— Begin Records for the task —

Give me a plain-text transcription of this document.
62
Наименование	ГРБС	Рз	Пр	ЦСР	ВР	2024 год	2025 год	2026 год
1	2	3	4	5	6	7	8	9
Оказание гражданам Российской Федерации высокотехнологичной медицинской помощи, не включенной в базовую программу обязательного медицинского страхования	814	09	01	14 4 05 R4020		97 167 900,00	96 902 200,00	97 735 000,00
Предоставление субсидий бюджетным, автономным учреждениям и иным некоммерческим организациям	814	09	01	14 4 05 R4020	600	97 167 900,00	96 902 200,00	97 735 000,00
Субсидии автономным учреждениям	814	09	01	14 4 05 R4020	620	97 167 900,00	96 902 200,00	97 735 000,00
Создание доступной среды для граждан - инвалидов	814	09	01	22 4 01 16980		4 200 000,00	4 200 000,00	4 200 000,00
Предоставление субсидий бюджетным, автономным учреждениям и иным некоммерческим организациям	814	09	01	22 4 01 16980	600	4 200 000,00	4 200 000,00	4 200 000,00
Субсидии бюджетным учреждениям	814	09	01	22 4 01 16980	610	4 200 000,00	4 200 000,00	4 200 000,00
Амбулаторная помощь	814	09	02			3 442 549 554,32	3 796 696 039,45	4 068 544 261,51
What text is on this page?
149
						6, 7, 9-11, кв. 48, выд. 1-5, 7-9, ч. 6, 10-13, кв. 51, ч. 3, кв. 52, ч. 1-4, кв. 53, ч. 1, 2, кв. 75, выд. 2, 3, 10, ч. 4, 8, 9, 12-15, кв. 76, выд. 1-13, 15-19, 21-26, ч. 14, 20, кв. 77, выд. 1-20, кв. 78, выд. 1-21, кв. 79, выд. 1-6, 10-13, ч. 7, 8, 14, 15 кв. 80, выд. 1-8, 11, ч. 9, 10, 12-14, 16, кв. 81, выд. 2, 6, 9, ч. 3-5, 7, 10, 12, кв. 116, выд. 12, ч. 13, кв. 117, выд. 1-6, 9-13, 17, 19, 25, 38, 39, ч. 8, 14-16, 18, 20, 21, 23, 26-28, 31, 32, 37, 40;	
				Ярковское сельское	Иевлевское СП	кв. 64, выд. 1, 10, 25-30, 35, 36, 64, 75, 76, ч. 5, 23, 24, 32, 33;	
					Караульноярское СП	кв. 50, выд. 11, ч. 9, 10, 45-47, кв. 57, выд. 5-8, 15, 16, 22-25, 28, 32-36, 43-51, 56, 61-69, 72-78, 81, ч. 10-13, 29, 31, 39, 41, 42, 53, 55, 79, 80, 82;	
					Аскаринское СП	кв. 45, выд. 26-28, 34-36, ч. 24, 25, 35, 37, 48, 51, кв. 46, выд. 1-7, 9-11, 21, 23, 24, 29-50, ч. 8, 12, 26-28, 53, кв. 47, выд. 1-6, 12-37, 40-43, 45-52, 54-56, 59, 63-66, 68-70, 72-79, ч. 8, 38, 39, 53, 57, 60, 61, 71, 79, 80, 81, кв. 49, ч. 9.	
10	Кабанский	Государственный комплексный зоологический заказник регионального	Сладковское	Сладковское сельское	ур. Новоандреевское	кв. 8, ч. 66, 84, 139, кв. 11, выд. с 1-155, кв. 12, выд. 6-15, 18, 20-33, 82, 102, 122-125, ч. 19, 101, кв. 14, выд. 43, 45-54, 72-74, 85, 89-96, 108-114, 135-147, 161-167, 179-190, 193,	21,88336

— End Records for the task —

> [Exercise requirements]: Output all of the data again, exactly.

> [Answer]:
Give me a plain-text transcription of this document.
62
Наименование	ГРБС	Рз	Пр	ЦСР	ВР	2024 год	2025 год	2026 год
1	2	3	4	5	6	7	8	9
Оказание гражданам Российской Федерации высокотехнологичной медицинской помощи, не включенной в базовую программу обязательного медицинского страхования	814	09	01	14 4 05 R4020		97 167 900,00	96 902 200,00	97 735 000,00
Предоставление субсидий бюджетным, автономным учреждениям и иным некоммерческим организациям	814	09	01	14 4 05 R4020	600	97 167 900,00	96 902 200,00	97 735 000,00
Субсидии автономным учреждениям	814	09	01	14 4 05 R4020	620	97 167 900,00	96 902 200,00	97 735 000,00
Создание доступной среды для граждан - инвалидов	814	09	01	22 4 01 16980		4 200 000,00	4 200 000,00	4 200 000,00
Предоставление субсидий бюджетным, автономным учреждениям и иным некоммерческим организациям	814	09	01	22 4 01 16980	600	4 200 000,00	4 200 000,00	4 200 000,00
Субсидии бюджетным учреждениям	814	09	01	22 4 01 16980	610	4 200 000,00	4 200 000,00	4 200 000,00
Амбулаторная помощь	814	09	02			3 442 549 554,32	3 796 696 039,45	4 068 544 261,51
What text is on this page?
149
						6, 7, 9-11, кв. 48, выд. 1-5, 7-9, ч. 6, 10-13, кв. 51, ч. 3, кв. 52, ч. 1-4, кв. 53, ч. 1, 2, кв. 75, выд. 2, 3, 10, ч. 4, 8, 9, 12-15, кв. 76, выд. 1-13, 15-19, 21-26, ч. 14, 20, кв. 77, выд. 1-20, кв. 78, выд. 1-21, кв. 79, выд. 1-6, 10-13, ч. 7, 8, 14, 15 кв. 80, выд. 1-8, 11, ч. 9, 10, 12-14, 16, кв. 81, выд. 2, 6, 9, ч. 3-5, 7, 10, 12, кв. 116, выд. 12, ч. 13, кв. 117, выд. 1-6, 9-13, 17, 19, 25, 38, 39, ч. 8, 14-16, 18, 20, 21, 23, 26-28, 31, 32, 37, 40;	
				Ярковское сельское	Иевлевское СП	кв. 64, выд. 1, 10, 25-30, 35, 36, 64, 75, 76, ч. 5, 23, 24, 32, 33;	
					Караульноярское СП	кв. 50, выд. 11, ч. 9, 10, 45-47, кв. 57, выд. 5-8, 15, 16, 22-25, 28, 32-36, 43-51, 56, 61-69, 72-78, 81, ч. 10-13, 29, 31, 39, 41, 42, 53, 55, 79, 80, 82;	
					Аскаринское СП	кв. 45, выд. 26-28, 34-36, ч. 24, 25, 35, 37, 48, 51, кв. 46, выд. 1-7, 9-11, 21, 23, 24, 29-50, ч. 8, 12, 26-28, 53, кв. 47, выд. 1-6, 12-37, 40-43, 45-52, 54-56, 59, 63-66, 68-70, 72-79, ч. 8, 38, 39, 53, 57, 60, 61, 71, 79, 80, 81, кв. 49, ч. 9.	
10	Кабанский	Государственный комплексный зоологический заказник регионального	Сладковское	Сладковское сельское	ур. Новоандреевское	кв. 8, ч. 66, 84, 139, кв. 11, выд. с 1-155, кв. 12, выд. 6-15, 18, 20-33, 82, 102, 122-125, ч. 19, 101, кв. 14, выд. 43, 45-54, 72-74, 85, 89-96, 108-114, 135-147, 161-167, 179-190, 193,	21,88336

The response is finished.